**Data extract:**
** begin **

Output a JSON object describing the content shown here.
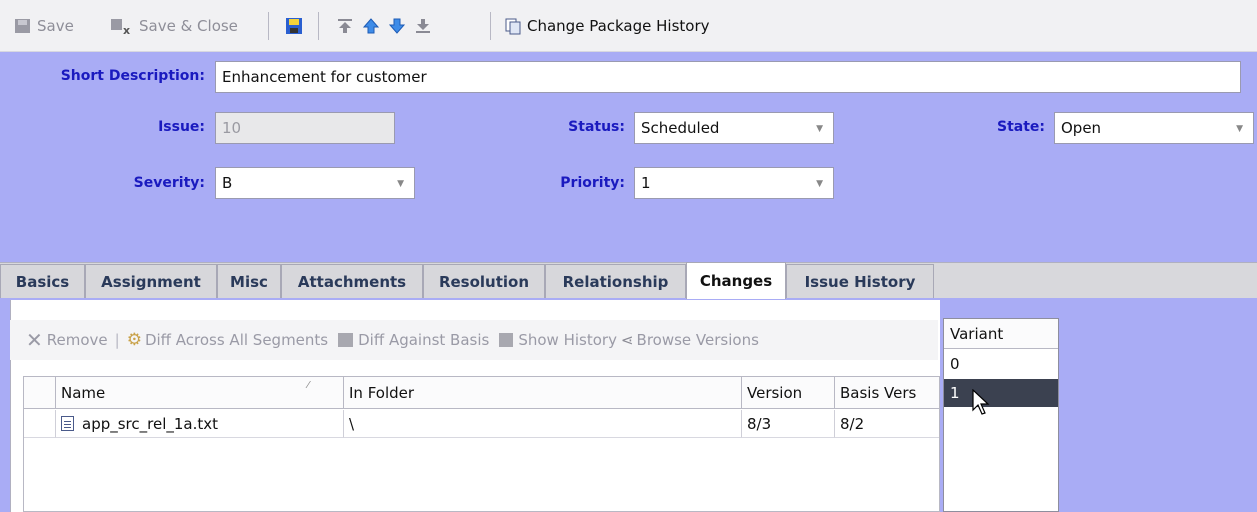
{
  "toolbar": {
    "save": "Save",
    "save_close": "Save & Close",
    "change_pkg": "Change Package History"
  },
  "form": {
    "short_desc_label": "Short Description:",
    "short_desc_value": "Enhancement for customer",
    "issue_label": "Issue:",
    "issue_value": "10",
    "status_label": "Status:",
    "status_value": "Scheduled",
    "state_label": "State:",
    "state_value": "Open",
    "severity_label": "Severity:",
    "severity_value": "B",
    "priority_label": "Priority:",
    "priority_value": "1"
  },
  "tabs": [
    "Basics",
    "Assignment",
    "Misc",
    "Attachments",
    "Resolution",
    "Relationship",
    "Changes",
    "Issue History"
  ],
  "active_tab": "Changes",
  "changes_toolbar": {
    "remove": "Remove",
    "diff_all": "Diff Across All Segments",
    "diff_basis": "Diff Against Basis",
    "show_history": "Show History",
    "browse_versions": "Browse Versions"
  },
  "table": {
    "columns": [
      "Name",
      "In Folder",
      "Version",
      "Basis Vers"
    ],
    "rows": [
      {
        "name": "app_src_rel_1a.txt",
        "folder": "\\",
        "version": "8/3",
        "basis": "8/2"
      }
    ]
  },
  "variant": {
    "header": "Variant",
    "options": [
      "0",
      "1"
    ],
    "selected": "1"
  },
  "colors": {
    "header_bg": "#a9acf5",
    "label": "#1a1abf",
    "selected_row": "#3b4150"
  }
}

** end **

**Task directions:** Omit the pictures and output all of the other material exactly.

**Full output:**
Output a JSON object describing the content shown here.
{
  "toolbar": {
    "save": "Save",
    "save_close": "Save & Close",
    "change_pkg": "Change Package History"
  },
  "form": {
    "short_desc_label": "Short Description:",
    "short_desc_value": "Enhancement for customer",
    "issue_label": "Issue:",
    "issue_value": "10",
    "status_label": "Status:",
    "status_value": "Scheduled",
    "state_label": "State:",
    "state_value": "Open",
    "severity_label": "Severity:",
    "severity_value": "B",
    "priority_label": "Priority:",
    "priority_value": "1"
  },
  "tabs": [
    "Basics",
    "Assignment",
    "Misc",
    "Attachments",
    "Resolution",
    "Relationship",
    "Changes",
    "Issue History"
  ],
  "active_tab": "Changes",
  "changes_toolbar": {
    "remove": "Remove",
    "diff_all": "Diff Across All Segments",
    "diff_basis": "Diff Against Basis",
    "show_history": "Show History",
    "browse_versions": "Browse Versions"
  },
  "table": {
    "columns": [
      "Name",
      "In Folder",
      "Version",
      "Basis Vers"
    ],
    "rows": [
      {
        "name": "app_src_rel_1a.txt",
        "folder": "\\",
        "version": "8/3",
        "basis": "8/2"
      }
    ]
  },
  "variant": {
    "header": "Variant",
    "options": [
      "0",
      "1"
    ],
    "selected": "1"
  },
  "colors": {
    "header_bg": "#a9acf5",
    "label": "#1a1abf",
    "selected_row": "#3b4150"
  }
}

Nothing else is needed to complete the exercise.